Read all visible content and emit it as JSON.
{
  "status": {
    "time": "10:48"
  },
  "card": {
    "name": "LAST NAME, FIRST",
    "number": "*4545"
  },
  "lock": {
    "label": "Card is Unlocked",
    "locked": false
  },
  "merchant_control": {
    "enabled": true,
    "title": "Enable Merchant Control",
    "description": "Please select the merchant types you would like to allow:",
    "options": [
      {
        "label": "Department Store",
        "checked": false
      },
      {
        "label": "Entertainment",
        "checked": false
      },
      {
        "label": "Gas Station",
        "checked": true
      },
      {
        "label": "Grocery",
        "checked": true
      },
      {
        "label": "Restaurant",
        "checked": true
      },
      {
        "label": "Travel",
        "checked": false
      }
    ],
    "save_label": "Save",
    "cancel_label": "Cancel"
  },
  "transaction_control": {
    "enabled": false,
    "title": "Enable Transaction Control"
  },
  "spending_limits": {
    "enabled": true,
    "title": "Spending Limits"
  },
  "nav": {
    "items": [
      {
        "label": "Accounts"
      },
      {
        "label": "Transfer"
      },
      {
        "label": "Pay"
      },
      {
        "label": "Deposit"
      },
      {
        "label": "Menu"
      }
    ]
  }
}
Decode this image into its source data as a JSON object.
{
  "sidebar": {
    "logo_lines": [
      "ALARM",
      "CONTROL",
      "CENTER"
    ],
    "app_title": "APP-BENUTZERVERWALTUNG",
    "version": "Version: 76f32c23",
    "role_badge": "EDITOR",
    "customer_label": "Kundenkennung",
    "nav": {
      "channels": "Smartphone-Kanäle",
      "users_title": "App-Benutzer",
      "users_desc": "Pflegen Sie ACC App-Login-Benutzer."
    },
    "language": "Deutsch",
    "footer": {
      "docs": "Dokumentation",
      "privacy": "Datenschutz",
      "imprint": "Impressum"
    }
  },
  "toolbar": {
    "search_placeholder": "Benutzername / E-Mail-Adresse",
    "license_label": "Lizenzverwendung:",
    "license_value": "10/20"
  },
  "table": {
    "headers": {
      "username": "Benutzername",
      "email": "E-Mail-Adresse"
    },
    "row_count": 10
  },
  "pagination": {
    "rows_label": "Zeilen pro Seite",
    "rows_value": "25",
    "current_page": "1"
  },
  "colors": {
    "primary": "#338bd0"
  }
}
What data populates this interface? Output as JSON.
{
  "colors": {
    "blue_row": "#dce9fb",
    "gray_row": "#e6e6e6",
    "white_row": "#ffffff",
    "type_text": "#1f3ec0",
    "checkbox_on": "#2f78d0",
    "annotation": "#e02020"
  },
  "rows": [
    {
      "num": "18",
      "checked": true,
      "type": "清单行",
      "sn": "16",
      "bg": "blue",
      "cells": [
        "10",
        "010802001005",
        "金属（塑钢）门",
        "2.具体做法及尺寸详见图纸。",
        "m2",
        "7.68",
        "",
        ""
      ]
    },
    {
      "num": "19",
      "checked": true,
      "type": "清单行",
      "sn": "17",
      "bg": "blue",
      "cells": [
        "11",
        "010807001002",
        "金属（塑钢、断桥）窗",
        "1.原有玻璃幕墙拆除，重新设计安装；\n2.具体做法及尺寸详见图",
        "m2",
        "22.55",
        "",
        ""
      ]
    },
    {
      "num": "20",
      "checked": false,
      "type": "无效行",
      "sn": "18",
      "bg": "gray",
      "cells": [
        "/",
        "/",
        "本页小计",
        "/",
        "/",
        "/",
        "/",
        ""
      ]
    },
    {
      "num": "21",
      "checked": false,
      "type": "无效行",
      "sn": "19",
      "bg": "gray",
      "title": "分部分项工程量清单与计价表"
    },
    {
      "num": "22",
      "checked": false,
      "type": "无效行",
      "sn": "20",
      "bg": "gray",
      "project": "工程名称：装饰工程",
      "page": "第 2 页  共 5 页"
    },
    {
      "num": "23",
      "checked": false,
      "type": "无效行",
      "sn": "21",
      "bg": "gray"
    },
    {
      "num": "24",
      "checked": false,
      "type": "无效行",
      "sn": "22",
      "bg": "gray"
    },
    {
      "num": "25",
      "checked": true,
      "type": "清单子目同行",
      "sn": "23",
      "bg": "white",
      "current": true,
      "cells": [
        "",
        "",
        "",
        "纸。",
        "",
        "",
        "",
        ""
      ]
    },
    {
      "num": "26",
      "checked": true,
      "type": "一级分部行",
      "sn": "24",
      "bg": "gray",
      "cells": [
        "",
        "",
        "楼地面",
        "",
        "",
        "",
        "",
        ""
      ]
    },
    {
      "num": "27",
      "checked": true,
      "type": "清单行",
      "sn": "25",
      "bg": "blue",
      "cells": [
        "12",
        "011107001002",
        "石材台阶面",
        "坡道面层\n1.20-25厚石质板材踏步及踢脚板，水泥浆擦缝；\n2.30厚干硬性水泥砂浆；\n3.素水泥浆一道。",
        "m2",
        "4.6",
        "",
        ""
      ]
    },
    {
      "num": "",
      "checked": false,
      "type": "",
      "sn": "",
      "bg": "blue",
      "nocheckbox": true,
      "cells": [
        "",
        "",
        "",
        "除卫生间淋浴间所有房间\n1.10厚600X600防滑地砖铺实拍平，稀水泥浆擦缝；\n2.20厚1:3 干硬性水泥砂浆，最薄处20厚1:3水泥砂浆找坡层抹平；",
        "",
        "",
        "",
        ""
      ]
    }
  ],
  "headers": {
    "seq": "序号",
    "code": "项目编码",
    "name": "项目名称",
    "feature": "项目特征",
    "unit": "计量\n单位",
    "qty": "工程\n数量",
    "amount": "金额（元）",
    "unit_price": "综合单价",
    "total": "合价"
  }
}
* * * * * * *
Return the entries in full, keeping every line exactly as it is.

#### [REPLY]
Read all visible content and emit it as JSON.
{
  "status": {
    "time": "10:48"
  },
  "card": {
    "name": "LAST NAME, FIRST",
    "number": "*4545"
  },
  "lock": {
    "label": "Card is Unlocked",
    "locked": false
  },
  "merchant_control": {
    "enabled": true,
    "title": "Enable Merchant Control",
    "description": "Please select the merchant types you would like to allow:",
    "options": [
      {
        "label": "Department Store",
        "checked": false
      },
      {
        "label": "Entertainment",
        "checked": false
      },
      {
        "label": "Gas Station",
        "checked": true
      },
      {
        "label": "Grocery",
        "checked": true
      },
      {
        "label": "Restaurant",
        "checked": true
      },
      {
        "label": "Travel",
        "checked": false
      }
    ],
    "save_label": "Save",
    "cancel_label": "Cancel"
  },
  "transaction_control": {
    "enabled": false,
    "title": "Enable Transaction Control"
  },
  "spending_limits": {
    "enabled": true,
    "title": "Spending Limits"
  },
  "nav": {
    "items": [
      {
        "label": "Accounts"
      },
      {
        "label": "Transfer"
      },
      {
        "label": "Pay"
      },
      {
        "label": "Deposit"
      },
      {
        "label": "Menu"
      }
    ]
  }
}
Decode this image into its source data as a JSON object.
{
  "sidebar": {
    "logo_lines": [
      "ALARM",
      "CONTROL",
      "CENTER"
    ],
    "app_title": "APP-BENUTZERVERWALTUNG",
    "version": "Version: 76f32c23",
    "role_badge": "EDITOR",
    "customer_label": "Kundenkennung",
    "nav": {
      "channels": "Smartphone-Kanäle",
      "users_title": "App-Benutzer",
      "users_desc": "Pflegen Sie ACC App-Login-Benutzer."
    },
    "language": "Deutsch",
    "footer": {
      "docs": "Dokumentation",
      "privacy": "Datenschutz",
      "imprint": "Impressum"
    }
  },
  "toolbar": {
    "search_placeholder": "Benutzername / E-Mail-Adresse",
    "license_label": "Lizenzverwendung:",
    "license_value": "10/20"
  },
  "table": {
    "headers": {
      "username": "Benutzername",
      "email": "E-Mail-Adresse"
    },
    "row_count": 10
  },
  "pagination": {
    "rows_label": "Zeilen pro Seite",
    "rows_value": "25",
    "current_page": "1"
  },
  "colors": {
    "primary": "#338bd0"
  }
}
What data populates this interface? Output as JSON.
{
  "colors": {
    "blue_row": "#dce9fb",
    "gray_row": "#e6e6e6",
    "white_row": "#ffffff",
    "type_text": "#1f3ec0",
    "checkbox_on": "#2f78d0",
    "annotation": "#e02020"
  },
  "rows": [
    {
      "num": "18",
      "checked": true,
      "type": "清单行",
      "sn": "16",
      "bg": "blue",
      "cells": [
        "10",
        "010802001005",
        "金属（塑钢）门",
        "2.具体做法及尺寸详见图纸。",
        "m2",
        "7.68",
        "",
        ""
      ]
    },
    {
      "num": "19",
      "checked": true,
      "type": "清单行",
      "sn": "17",
      "bg": "blue",
      "cells": [
        "11",
        "010807001002",
        "金属（塑钢、断桥）窗",
        "1.原有玻璃幕墙拆除，重新设计安装；\n2.具体做法及尺寸详见图",
        "m2",
        "22.55",
        "",
        ""
      ]
    },
    {
      "num": "20",
      "checked": false,
      "type": "无效行",
      "sn": "18",
      "bg": "gray",
      "cells": [
        "/",
        "/",
        "本页小计",
        "/",
        "/",
        "/",
        "/",
        ""
      ]
    },
    {
      "num": "21",
      "checked": false,
      "type": "无效行",
      "sn": "19",
      "bg": "gray",
      "title": "分部分项工程量清单与计价表"
    },
    {
      "num": "22",
      "checked": false,
      "type": "无效行",
      "sn": "20",
      "bg": "gray",
      "project": "工程名称：装饰工程",
      "page": "第 2 页  共 5 页"
    },
    {
      "num": "23",
      "checked": false,
      "type": "无效行",
      "sn": "21",
      "bg": "gray"
    },
    {
      "num": "24",
      "checked": false,
      "type": "无效行",
      "sn": "22",
      "bg": "gray"
    },
    {
      "num": "25",
      "checked": true,
      "type": "清单子目同行",
      "sn": "23",
      "bg": "white",
      "current": true,
      "cells": [
        "",
        "",
        "",
        "纸。",
        "",
        "",
        "",
        ""
      ]
    },
    {
      "num": "26",
      "checked": true,
      "type": "一级分部行",
      "sn": "24",
      "bg": "gray",
      "cells": [
        "",
        "",
        "楼地面",
        "",
        "",
        "",
        "",
        ""
      ]
    },
    {
      "num": "27",
      "checked": true,
      "type": "清单行",
      "sn": "25",
      "bg": "blue",
      "cells": [
        "12",
        "011107001002",
        "石材台阶面",
        "坡道面层\n1.20-25厚石质板材踏步及踢脚板，水泥浆擦缝；\n2.30厚干硬性水泥砂浆；\n3.素水泥浆一道。",
        "m2",
        "4.6",
        "",
        ""
      ]
    },
    {
      "num": "",
      "checked": false,
      "type": "",
      "sn": "",
      "bg": "blue",
      "nocheckbox": true,
      "cells": [
        "",
        "",
        "",
        "除卫生间淋浴间所有房间\n1.10厚600X600防滑地砖铺实拍平，稀水泥浆擦缝；\n2.20厚1:3 干硬性水泥砂浆，最薄处20厚1:3水泥砂浆找坡层抹平；",
        "",
        "",
        "",
        ""
      ]
    }
  ],
  "headers": {
    "seq": "序号",
    "code": "项目编码",
    "name": "项目名称",
    "feature": "项目特征",
    "unit": "计量\n单位",
    "qty": "工程\n数量",
    "amount": "金额（元）",
    "unit_price": "综合单价",
    "total": "合价"
  }
}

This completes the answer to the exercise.